Stored data:

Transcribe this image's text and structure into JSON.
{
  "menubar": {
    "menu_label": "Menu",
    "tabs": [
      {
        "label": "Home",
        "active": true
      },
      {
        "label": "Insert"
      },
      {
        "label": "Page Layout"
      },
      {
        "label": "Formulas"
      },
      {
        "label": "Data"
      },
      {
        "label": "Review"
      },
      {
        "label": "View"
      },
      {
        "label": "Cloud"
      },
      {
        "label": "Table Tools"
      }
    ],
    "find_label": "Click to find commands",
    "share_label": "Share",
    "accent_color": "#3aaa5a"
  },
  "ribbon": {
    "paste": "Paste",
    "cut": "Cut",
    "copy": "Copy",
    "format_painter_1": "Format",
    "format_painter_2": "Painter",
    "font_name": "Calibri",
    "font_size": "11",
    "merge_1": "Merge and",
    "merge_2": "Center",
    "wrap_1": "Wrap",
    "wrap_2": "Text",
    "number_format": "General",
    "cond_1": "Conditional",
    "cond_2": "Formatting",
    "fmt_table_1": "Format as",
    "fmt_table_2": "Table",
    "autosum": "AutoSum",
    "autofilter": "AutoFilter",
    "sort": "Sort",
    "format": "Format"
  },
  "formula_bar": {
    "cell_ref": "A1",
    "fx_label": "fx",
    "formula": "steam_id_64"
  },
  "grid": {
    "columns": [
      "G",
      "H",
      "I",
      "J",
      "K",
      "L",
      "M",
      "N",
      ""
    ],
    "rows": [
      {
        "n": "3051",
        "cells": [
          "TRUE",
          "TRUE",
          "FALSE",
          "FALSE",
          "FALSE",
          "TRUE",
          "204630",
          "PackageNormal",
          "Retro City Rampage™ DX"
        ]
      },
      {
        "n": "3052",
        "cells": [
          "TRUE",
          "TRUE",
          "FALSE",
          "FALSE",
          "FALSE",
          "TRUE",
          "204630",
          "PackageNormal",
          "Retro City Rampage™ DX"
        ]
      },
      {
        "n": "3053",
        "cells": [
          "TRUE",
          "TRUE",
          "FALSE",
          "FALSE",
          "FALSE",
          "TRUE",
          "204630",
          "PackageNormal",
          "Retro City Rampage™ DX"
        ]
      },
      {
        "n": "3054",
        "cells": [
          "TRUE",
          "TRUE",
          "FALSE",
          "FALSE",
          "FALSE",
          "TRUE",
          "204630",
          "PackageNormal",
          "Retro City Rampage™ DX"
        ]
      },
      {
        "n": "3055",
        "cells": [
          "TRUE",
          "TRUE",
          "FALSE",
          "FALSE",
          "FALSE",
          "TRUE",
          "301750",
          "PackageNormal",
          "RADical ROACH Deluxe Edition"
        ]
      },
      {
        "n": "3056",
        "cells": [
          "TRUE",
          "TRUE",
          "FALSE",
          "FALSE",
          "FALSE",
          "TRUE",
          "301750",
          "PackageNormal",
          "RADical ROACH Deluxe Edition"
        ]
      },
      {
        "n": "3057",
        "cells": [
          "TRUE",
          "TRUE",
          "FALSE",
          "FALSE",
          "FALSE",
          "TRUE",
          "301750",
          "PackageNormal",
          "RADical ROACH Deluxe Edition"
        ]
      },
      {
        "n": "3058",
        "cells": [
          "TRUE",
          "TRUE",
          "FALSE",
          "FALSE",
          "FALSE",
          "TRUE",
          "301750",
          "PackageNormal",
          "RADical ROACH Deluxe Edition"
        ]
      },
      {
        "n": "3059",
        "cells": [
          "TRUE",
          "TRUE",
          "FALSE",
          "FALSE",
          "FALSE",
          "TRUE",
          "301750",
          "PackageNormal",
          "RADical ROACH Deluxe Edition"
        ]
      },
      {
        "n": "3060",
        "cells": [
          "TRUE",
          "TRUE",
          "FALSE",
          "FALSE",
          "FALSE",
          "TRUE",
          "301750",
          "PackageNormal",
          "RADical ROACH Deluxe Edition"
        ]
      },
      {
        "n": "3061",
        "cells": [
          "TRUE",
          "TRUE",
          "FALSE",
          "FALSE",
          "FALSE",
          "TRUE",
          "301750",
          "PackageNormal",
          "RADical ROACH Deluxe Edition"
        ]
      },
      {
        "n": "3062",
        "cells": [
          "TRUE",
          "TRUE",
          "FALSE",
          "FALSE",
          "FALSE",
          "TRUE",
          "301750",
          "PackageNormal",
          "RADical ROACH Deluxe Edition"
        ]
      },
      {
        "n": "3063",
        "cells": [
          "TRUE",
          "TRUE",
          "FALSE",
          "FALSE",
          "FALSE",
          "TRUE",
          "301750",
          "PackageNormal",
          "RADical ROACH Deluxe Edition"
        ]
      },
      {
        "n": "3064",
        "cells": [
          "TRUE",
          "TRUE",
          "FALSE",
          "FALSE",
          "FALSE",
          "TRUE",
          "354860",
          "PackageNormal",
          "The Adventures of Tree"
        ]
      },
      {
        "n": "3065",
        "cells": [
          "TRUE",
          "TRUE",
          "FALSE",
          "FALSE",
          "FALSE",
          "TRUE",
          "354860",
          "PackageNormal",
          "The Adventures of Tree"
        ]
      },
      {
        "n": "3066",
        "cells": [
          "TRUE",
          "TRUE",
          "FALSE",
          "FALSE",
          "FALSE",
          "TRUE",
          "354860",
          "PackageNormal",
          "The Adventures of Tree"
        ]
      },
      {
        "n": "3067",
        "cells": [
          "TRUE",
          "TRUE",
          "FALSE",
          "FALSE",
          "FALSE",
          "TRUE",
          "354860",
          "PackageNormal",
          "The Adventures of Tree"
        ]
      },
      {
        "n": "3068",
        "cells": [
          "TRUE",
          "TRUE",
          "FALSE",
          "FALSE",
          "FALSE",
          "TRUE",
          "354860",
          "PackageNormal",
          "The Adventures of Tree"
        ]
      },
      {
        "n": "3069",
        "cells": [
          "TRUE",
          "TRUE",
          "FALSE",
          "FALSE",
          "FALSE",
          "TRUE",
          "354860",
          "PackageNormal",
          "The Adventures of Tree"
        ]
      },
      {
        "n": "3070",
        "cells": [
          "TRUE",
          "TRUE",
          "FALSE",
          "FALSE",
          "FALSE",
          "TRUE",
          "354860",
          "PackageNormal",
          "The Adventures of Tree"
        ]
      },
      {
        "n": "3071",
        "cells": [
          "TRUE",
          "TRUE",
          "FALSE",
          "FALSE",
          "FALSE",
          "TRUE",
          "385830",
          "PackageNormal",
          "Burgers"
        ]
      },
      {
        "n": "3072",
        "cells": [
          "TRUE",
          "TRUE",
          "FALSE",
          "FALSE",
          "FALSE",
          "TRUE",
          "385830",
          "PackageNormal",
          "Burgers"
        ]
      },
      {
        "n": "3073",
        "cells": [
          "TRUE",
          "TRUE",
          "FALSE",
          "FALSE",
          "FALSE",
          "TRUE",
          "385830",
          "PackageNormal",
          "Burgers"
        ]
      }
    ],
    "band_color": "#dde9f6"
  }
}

> [Instructions for the task]:
Each entry above needs to be retyped exactly.

> [The result]:
Transcribe this image's text and structure into JSON.
{
  "menubar": {
    "menu_label": "Menu",
    "tabs": [
      {
        "label": "Home",
        "active": true
      },
      {
        "label": "Insert"
      },
      {
        "label": "Page Layout"
      },
      {
        "label": "Formulas"
      },
      {
        "label": "Data"
      },
      {
        "label": "Review"
      },
      {
        "label": "View"
      },
      {
        "label": "Cloud"
      },
      {
        "label": "Table Tools"
      }
    ],
    "find_label": "Click to find commands",
    "share_label": "Share",
    "accent_color": "#3aaa5a"
  },
  "ribbon": {
    "paste": "Paste",
    "cut": "Cut",
    "copy": "Copy",
    "format_painter_1": "Format",
    "format_painter_2": "Painter",
    "font_name": "Calibri",
    "font_size": "11",
    "merge_1": "Merge and",
    "merge_2": "Center",
    "wrap_1": "Wrap",
    "wrap_2": "Text",
    "number_format": "General",
    "cond_1": "Conditional",
    "cond_2": "Formatting",
    "fmt_table_1": "Format as",
    "fmt_table_2": "Table",
    "autosum": "AutoSum",
    "autofilter": "AutoFilter",
    "sort": "Sort",
    "format": "Format"
  },
  "formula_bar": {
    "cell_ref": "A1",
    "fx_label": "fx",
    "formula": "steam_id_64"
  },
  "grid": {
    "columns": [
      "G",
      "H",
      "I",
      "J",
      "K",
      "L",
      "M",
      "N",
      ""
    ],
    "rows": [
      {
        "n": "3051",
        "cells": [
          "TRUE",
          "TRUE",
          "FALSE",
          "FALSE",
          "FALSE",
          "TRUE",
          "204630",
          "PackageNormal",
          "Retro City Rampage™ DX"
        ]
      },
      {
        "n": "3052",
        "cells": [
          "TRUE",
          "TRUE",
          "FALSE",
          "FALSE",
          "FALSE",
          "TRUE",
          "204630",
          "PackageNormal",
          "Retro City Rampage™ DX"
        ]
      },
      {
        "n": "3053",
        "cells": [
          "TRUE",
          "TRUE",
          "FALSE",
          "FALSE",
          "FALSE",
          "TRUE",
          "204630",
          "PackageNormal",
          "Retro City Rampage™ DX"
        ]
      },
      {
        "n": "3054",
        "cells": [
          "TRUE",
          "TRUE",
          "FALSE",
          "FALSE",
          "FALSE",
          "TRUE",
          "204630",
          "PackageNormal",
          "Retro City Rampage™ DX"
        ]
      },
      {
        "n": "3055",
        "cells": [
          "TRUE",
          "TRUE",
          "FALSE",
          "FALSE",
          "FALSE",
          "TRUE",
          "301750",
          "PackageNormal",
          "RADical ROACH Deluxe Edition"
        ]
      },
      {
        "n": "3056",
        "cells": [
          "TRUE",
          "TRUE",
          "FALSE",
          "FALSE",
          "FALSE",
          "TRUE",
          "301750",
          "PackageNormal",
          "RADical ROACH Deluxe Edition"
        ]
      },
      {
        "n": "3057",
        "cells": [
          "TRUE",
          "TRUE",
          "FALSE",
          "FALSE",
          "FALSE",
          "TRUE",
          "301750",
          "PackageNormal",
          "RADical ROACH Deluxe Edition"
        ]
      },
      {
        "n": "3058",
        "cells": [
          "TRUE",
          "TRUE",
          "FALSE",
          "FALSE",
          "FALSE",
          "TRUE",
          "301750",
          "PackageNormal",
          "RADical ROACH Deluxe Edition"
        ]
      },
      {
        "n": "3059",
        "cells": [
          "TRUE",
          "TRUE",
          "FALSE",
          "FALSE",
          "FALSE",
          "TRUE",
          "301750",
          "PackageNormal",
          "RADical ROACH Deluxe Edition"
        ]
      },
      {
        "n": "3060",
        "cells": [
          "TRUE",
          "TRUE",
          "FALSE",
          "FALSE",
          "FALSE",
          "TRUE",
          "301750",
          "PackageNormal",
          "RADical ROACH Deluxe Edition"
        ]
      },
      {
        "n": "3061",
        "cells": [
          "TRUE",
          "TRUE",
          "FALSE",
          "FALSE",
          "FALSE",
          "TRUE",
          "301750",
          "PackageNormal",
          "RADical ROACH Deluxe Edition"
        ]
      },
      {
        "n": "3062",
        "cells": [
          "TRUE",
          "TRUE",
          "FALSE",
          "FALSE",
          "FALSE",
          "TRUE",
          "301750",
          "PackageNormal",
          "RADical ROACH Deluxe Edition"
        ]
      },
      {
        "n": "3063",
        "cells": [
          "TRUE",
          "TRUE",
          "FALSE",
          "FALSE",
          "FALSE",
          "TRUE",
          "301750",
          "PackageNormal",
          "RADical ROACH Deluxe Edition"
        ]
      },
      {
        "n": "3064",
        "cells": [
          "TRUE",
          "TRUE",
          "FALSE",
          "FALSE",
          "FALSE",
          "TRUE",
          "354860",
          "PackageNormal",
          "The Adventures of Tree"
        ]
      },
      {
        "n": "3065",
        "cells": [
          "TRUE",
          "TRUE",
          "FALSE",
          "FALSE",
          "FALSE",
          "TRUE",
          "354860",
          "PackageNormal",
          "The Adventures of Tree"
        ]
      },
      {
        "n": "3066",
        "cells": [
          "TRUE",
          "TRUE",
          "FALSE",
          "FALSE",
          "FALSE",
          "TRUE",
          "354860",
          "PackageNormal",
          "The Adventures of Tree"
        ]
      },
      {
        "n": "3067",
        "cells": [
          "TRUE",
          "TRUE",
          "FALSE",
          "FALSE",
          "FALSE",
          "TRUE",
          "354860",
          "PackageNormal",
          "The Adventures of Tree"
        ]
      },
      {
        "n": "3068",
        "cells": [
          "TRUE",
          "TRUE",
          "FALSE",
          "FALSE",
          "FALSE",
          "TRUE",
          "354860",
          "PackageNormal",
          "The Adventures of Tree"
        ]
      },
      {
        "n": "3069",
        "cells": [
          "TRUE",
          "TRUE",
          "FALSE",
          "FALSE",
          "FALSE",
          "TRUE",
          "354860",
          "PackageNormal",
          "The Adventures of Tree"
        ]
      },
      {
        "n": "3070",
        "cells": [
          "TRUE",
          "TRUE",
          "FALSE",
          "FALSE",
          "FALSE",
          "TRUE",
          "354860",
          "PackageNormal",
          "The Adventures of Tree"
        ]
      },
      {
        "n": "3071",
        "cells": [
          "TRUE",
          "TRUE",
          "FALSE",
          "FALSE",
          "FALSE",
          "TRUE",
          "385830",
          "PackageNormal",
          "Burgers"
        ]
      },
      {
        "n": "3072",
        "cells": [
          "TRUE",
          "TRUE",
          "FALSE",
          "FALSE",
          "FALSE",
          "TRUE",
          "385830",
          "PackageNormal",
          "Burgers"
        ]
      },
      {
        "n": "3073",
        "cells": [
          "TRUE",
          "TRUE",
          "FALSE",
          "FALSE",
          "FALSE",
          "TRUE",
          "385830",
          "PackageNormal",
          "Burgers"
        ]
      }
    ],
    "band_color": "#dde9f6"
  }
}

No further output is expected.